**Do this**
Reproduce the items below word for word, starting with the first line and ending after the line that contains "highlight-label: Highlight bbox=[280, 116, 310, 125]".

**Records for the exercise**
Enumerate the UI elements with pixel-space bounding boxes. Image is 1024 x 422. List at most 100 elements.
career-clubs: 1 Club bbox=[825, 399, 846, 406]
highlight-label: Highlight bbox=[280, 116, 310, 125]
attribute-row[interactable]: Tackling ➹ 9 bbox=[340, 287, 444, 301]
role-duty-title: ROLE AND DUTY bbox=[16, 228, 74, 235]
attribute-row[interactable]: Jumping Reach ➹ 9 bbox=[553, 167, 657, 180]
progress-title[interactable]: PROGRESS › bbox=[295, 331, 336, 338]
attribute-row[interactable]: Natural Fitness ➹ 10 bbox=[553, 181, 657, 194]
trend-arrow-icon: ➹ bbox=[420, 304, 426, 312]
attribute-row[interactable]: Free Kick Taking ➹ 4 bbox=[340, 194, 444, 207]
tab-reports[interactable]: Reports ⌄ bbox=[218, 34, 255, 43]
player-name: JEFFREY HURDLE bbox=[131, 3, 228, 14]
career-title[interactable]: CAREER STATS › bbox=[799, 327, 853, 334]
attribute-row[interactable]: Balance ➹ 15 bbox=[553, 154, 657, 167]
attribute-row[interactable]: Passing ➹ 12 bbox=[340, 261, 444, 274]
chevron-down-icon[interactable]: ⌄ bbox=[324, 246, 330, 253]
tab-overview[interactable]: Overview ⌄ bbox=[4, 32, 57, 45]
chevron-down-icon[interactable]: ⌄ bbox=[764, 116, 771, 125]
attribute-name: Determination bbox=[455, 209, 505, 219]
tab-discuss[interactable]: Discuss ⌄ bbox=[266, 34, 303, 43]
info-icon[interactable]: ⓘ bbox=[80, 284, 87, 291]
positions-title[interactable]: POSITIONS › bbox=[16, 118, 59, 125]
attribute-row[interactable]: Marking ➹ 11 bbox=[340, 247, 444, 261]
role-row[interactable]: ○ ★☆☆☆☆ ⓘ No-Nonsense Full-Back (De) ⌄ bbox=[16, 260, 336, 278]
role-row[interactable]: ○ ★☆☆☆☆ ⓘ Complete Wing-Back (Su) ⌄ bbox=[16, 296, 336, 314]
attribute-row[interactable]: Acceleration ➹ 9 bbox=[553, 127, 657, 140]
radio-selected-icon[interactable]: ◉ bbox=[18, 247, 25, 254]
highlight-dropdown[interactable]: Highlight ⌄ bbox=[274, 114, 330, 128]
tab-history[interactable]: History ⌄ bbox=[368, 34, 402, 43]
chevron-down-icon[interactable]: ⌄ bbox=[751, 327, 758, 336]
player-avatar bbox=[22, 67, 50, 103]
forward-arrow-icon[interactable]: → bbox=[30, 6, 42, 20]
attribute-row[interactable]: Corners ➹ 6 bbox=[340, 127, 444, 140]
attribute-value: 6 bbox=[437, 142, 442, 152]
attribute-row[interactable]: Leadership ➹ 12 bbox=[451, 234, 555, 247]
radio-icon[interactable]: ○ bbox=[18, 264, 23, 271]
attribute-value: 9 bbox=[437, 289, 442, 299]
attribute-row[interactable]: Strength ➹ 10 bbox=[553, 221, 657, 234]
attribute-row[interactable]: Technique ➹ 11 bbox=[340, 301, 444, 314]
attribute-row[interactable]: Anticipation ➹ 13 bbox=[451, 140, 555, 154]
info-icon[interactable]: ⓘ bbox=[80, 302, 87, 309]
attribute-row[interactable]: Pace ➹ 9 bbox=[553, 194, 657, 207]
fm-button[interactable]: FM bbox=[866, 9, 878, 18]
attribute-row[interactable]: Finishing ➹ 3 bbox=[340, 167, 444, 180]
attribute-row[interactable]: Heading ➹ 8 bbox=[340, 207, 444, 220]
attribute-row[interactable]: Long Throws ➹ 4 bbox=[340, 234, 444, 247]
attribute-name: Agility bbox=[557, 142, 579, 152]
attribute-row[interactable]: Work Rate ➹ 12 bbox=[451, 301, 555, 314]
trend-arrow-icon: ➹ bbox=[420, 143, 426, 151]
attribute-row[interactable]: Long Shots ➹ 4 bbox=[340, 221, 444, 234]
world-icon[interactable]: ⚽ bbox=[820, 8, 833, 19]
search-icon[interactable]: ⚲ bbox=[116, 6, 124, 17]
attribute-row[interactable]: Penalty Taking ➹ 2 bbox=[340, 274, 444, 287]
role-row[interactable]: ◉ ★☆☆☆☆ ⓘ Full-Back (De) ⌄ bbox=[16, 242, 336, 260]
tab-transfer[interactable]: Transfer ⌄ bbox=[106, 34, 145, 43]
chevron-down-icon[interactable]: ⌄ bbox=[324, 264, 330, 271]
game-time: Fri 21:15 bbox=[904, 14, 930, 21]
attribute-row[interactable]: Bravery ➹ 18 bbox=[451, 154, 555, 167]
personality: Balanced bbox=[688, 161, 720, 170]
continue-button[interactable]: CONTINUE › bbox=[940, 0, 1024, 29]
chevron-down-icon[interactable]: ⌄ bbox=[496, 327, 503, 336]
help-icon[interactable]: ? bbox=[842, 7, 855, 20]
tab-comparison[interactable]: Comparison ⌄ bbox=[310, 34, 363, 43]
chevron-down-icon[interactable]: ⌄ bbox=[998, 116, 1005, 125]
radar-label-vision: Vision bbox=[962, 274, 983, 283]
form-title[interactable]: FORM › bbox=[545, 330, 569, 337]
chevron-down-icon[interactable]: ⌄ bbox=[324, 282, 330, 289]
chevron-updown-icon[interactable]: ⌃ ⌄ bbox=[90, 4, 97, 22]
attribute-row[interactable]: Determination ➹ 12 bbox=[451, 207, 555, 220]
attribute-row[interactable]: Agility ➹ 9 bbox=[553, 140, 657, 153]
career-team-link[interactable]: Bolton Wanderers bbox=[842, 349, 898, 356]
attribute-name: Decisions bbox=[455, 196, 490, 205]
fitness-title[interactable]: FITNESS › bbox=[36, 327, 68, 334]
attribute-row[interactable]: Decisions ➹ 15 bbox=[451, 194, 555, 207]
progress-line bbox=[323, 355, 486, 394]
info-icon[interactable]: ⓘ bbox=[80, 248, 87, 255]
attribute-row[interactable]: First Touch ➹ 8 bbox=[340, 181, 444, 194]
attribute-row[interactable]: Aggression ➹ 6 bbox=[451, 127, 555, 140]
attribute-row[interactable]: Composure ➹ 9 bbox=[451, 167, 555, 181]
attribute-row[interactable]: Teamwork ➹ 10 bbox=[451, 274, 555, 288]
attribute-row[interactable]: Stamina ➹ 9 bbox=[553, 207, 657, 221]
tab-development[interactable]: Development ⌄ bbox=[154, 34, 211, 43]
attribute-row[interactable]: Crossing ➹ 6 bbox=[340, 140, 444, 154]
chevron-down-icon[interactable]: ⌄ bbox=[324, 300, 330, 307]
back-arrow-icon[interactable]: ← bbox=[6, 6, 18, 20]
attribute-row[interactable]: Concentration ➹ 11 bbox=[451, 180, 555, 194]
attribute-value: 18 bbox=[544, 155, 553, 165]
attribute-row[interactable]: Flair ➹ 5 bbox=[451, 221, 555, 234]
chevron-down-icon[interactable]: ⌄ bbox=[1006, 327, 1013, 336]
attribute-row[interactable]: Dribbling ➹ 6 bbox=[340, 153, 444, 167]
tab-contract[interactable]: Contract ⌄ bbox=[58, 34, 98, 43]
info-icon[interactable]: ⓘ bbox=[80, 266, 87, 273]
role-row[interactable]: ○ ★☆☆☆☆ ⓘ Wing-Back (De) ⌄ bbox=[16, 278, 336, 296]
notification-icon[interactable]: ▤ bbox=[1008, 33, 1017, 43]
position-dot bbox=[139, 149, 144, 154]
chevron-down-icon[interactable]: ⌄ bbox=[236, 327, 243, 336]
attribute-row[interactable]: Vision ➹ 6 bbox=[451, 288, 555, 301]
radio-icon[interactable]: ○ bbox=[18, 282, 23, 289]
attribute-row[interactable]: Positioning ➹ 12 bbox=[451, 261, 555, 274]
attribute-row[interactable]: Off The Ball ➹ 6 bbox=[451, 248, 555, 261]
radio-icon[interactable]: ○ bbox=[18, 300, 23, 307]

**Answer for the task**
Enumerate the UI elements with pixel-space bounding boxes. Image is 1024 x 422. List at most 100 elements.
career-clubs: 1 Club bbox=[825, 399, 846, 406]
highlight-label: Highlight bbox=[280, 116, 310, 125]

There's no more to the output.